## begin

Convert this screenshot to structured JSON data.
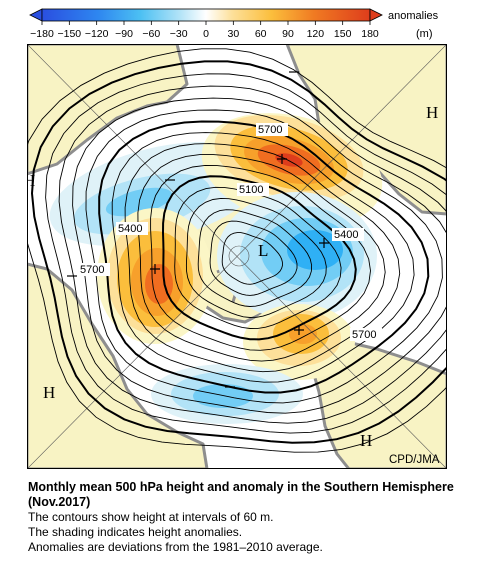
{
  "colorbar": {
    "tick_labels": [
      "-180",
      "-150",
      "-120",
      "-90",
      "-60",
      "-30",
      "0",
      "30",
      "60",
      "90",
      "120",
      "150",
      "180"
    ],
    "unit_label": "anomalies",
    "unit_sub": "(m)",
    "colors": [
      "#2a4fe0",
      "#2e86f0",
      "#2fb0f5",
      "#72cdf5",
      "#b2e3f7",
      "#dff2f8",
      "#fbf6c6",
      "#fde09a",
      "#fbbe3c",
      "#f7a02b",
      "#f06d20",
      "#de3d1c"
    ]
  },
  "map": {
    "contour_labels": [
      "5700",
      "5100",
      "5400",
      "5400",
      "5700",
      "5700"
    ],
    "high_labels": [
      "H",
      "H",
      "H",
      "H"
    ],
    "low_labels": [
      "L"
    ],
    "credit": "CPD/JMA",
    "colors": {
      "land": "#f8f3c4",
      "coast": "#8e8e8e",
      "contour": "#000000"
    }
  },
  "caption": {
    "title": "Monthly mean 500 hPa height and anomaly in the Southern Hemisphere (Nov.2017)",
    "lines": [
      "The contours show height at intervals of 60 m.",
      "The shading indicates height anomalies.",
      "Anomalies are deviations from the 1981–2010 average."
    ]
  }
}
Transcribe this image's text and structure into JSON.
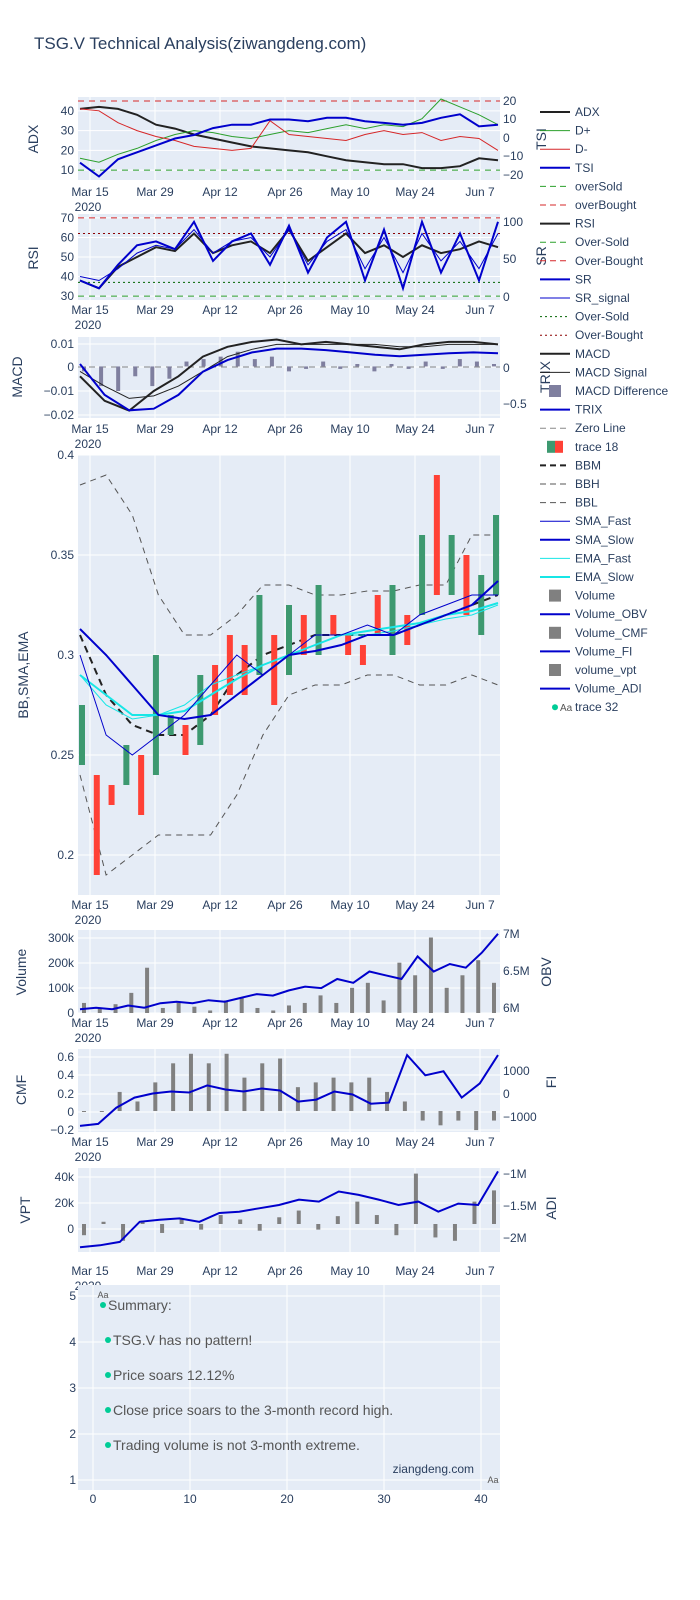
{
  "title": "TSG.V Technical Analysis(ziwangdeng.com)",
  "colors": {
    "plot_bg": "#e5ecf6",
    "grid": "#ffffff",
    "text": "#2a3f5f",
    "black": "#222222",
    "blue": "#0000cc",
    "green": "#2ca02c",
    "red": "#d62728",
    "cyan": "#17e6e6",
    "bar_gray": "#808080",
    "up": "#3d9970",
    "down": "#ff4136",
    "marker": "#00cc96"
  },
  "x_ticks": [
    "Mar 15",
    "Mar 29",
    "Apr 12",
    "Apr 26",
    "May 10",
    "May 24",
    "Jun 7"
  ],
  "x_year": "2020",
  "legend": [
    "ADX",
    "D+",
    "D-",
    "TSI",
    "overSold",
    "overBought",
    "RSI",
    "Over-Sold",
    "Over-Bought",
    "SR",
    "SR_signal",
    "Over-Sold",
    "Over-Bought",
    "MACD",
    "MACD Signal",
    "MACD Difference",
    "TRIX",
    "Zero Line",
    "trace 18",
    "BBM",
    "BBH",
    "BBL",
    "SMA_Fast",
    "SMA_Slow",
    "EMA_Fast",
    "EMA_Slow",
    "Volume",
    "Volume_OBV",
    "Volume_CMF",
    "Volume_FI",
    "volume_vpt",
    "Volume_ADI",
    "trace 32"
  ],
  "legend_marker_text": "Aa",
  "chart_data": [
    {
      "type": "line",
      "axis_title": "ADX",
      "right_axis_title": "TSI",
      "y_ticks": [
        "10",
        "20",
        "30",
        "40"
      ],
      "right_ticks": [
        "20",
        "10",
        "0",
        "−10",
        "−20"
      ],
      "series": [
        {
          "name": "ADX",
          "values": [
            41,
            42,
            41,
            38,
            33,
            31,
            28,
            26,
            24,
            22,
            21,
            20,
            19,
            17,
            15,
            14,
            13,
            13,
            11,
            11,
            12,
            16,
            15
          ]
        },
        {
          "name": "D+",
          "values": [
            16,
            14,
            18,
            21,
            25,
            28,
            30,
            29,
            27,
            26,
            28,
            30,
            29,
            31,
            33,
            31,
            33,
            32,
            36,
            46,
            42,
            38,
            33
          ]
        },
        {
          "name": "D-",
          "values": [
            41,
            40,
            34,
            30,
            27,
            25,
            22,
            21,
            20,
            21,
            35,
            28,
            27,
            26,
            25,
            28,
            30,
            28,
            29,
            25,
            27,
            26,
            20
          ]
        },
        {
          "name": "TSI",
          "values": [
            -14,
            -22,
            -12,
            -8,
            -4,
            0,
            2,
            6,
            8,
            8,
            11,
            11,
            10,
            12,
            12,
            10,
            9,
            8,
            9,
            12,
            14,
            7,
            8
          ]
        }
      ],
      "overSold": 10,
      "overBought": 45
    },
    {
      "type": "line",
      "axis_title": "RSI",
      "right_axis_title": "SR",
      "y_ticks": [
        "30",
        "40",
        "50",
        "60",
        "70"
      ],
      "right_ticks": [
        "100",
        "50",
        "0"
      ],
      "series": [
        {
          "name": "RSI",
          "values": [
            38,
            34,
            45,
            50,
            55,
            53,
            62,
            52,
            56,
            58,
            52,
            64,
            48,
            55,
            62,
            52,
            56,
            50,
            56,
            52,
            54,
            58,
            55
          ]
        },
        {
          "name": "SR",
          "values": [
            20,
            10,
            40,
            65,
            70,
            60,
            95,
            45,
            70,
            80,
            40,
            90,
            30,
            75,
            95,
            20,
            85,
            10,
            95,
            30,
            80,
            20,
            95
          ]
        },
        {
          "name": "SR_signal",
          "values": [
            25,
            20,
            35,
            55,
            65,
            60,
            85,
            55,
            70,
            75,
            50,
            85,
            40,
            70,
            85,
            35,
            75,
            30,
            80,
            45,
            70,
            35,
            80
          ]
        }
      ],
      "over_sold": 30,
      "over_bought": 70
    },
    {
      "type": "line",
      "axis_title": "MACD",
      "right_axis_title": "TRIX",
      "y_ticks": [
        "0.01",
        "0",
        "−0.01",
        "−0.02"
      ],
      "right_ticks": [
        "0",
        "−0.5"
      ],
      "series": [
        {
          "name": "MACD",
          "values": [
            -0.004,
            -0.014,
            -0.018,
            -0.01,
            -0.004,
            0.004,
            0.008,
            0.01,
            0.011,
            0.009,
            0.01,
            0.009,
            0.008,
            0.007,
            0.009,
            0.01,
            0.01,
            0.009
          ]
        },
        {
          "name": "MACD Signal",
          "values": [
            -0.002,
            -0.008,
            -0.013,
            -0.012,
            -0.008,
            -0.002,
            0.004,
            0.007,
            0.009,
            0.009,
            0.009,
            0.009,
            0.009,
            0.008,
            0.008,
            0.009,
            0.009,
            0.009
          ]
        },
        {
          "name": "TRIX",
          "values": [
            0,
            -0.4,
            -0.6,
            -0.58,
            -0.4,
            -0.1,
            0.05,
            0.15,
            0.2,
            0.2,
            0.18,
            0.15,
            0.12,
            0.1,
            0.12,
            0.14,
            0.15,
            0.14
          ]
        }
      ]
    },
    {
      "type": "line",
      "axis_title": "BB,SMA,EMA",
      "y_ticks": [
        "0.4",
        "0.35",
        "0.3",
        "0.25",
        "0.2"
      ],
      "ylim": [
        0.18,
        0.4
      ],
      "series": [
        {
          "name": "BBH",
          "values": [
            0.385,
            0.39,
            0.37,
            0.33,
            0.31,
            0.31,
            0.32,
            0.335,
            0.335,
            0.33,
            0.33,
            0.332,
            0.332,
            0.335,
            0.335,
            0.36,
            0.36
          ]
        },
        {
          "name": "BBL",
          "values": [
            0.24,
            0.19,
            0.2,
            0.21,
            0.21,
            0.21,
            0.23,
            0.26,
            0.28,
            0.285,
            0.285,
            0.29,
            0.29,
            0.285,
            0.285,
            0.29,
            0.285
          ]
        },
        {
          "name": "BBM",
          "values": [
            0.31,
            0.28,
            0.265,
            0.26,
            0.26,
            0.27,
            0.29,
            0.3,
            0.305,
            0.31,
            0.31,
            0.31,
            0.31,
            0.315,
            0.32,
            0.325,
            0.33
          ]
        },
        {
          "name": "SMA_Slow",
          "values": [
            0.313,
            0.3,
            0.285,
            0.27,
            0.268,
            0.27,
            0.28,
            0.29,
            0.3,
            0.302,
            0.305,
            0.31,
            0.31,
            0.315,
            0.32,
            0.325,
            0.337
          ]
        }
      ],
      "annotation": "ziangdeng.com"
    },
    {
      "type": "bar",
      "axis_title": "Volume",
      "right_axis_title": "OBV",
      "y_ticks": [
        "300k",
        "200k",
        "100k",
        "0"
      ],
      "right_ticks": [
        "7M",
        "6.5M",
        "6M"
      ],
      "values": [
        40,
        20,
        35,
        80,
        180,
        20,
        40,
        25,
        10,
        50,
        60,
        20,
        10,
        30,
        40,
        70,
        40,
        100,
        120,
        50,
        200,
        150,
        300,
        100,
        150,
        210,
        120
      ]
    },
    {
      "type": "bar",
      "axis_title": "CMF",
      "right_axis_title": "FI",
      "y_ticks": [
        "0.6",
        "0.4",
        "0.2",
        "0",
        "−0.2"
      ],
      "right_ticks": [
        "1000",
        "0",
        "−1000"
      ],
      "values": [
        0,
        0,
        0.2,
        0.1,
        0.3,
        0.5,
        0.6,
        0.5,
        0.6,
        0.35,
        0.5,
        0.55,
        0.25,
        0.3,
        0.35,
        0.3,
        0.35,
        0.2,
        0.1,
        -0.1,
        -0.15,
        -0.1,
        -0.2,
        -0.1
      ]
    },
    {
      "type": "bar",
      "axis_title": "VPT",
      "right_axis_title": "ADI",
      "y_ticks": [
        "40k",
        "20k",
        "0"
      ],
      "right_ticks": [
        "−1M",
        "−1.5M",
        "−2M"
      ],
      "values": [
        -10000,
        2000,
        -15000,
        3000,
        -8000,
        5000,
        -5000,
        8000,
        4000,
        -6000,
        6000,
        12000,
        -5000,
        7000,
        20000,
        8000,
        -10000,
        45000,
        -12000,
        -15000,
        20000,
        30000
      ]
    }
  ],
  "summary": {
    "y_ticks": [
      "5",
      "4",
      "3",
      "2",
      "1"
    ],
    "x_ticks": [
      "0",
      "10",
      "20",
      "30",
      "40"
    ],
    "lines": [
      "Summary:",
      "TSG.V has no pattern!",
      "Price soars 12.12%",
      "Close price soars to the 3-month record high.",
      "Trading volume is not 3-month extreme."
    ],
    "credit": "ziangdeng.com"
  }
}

## end
## begin

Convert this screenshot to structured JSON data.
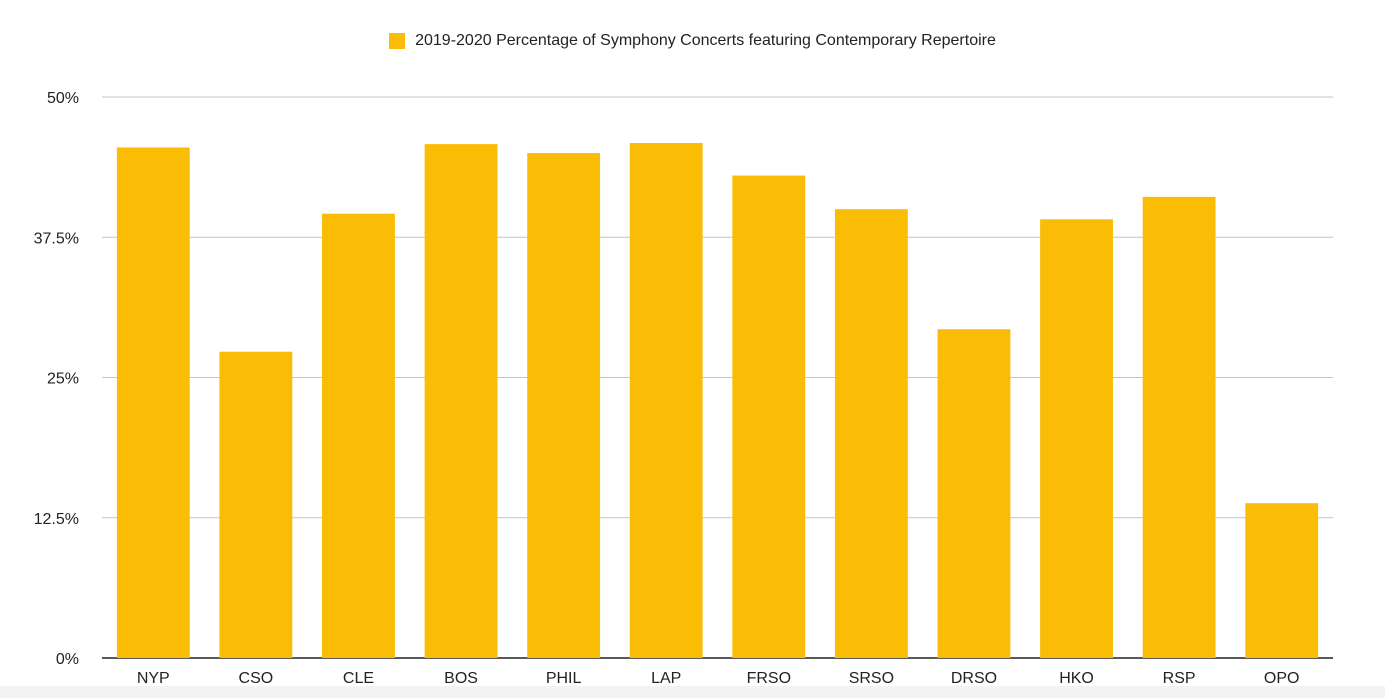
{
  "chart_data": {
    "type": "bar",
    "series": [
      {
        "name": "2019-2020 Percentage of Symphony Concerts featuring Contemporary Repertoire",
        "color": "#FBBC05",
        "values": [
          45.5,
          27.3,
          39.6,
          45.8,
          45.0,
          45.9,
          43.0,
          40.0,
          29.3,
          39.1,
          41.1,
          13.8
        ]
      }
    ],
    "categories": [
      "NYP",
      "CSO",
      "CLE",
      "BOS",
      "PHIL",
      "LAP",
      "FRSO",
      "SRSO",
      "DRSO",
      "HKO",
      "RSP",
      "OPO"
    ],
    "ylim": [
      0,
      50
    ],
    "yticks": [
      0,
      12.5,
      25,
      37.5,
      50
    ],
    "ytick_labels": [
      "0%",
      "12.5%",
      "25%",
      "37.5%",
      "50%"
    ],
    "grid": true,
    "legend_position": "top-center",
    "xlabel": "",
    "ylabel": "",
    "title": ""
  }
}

## end
## begin

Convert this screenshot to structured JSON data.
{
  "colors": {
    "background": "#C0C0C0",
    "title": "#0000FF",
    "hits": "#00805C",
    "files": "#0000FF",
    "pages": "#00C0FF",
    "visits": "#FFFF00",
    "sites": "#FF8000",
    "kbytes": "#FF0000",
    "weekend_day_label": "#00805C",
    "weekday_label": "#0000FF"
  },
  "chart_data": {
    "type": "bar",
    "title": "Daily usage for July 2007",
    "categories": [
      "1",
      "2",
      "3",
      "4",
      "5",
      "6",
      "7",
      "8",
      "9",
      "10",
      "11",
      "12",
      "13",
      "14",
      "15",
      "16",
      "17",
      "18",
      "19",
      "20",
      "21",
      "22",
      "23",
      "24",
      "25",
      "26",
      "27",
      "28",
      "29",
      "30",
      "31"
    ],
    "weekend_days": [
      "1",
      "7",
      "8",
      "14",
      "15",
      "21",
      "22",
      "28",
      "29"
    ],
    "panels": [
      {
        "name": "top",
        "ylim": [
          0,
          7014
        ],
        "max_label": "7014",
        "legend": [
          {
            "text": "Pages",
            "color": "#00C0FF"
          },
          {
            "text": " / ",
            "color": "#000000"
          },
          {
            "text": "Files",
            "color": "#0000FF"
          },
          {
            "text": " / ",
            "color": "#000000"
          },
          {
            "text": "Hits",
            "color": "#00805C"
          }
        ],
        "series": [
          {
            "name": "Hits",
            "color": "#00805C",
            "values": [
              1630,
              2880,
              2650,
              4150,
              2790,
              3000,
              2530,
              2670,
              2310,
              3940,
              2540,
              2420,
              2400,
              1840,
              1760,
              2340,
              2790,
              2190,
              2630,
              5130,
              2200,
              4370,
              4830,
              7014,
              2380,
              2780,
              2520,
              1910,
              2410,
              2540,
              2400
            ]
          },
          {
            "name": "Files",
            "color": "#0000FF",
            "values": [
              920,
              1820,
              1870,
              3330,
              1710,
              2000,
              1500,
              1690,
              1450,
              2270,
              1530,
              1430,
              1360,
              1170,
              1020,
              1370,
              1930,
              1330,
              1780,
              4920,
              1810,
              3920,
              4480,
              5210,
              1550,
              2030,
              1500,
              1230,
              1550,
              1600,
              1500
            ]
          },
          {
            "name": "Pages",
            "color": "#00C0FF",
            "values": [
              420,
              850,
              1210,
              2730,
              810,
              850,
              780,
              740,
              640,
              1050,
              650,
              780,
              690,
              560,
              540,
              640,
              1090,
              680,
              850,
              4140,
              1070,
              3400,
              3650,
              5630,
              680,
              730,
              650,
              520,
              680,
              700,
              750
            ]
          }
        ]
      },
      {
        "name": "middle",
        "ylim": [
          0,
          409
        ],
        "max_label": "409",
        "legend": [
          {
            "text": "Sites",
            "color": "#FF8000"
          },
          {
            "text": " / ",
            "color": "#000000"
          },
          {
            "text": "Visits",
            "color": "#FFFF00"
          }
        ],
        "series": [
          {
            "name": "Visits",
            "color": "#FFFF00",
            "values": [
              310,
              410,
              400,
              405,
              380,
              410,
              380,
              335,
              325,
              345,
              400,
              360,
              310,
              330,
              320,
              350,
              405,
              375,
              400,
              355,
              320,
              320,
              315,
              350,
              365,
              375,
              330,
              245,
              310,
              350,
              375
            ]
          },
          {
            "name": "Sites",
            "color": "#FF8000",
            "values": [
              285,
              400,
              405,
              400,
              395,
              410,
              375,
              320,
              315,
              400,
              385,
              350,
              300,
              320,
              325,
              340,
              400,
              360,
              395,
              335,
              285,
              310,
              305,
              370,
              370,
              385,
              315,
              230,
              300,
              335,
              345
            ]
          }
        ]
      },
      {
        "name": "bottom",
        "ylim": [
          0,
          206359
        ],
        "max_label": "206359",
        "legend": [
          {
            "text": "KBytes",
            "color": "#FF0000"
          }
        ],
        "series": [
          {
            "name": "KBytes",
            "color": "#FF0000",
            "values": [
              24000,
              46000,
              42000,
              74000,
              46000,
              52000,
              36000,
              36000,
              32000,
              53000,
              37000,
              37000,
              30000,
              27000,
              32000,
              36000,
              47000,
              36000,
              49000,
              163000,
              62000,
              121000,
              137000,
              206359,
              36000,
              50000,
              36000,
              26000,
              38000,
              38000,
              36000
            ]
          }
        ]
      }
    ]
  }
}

## end

> Work required
Copy all lines above containing the string "soars".

> The solution
      "Price soars 12.12%",
      "Close price soars to the 3-month record high.",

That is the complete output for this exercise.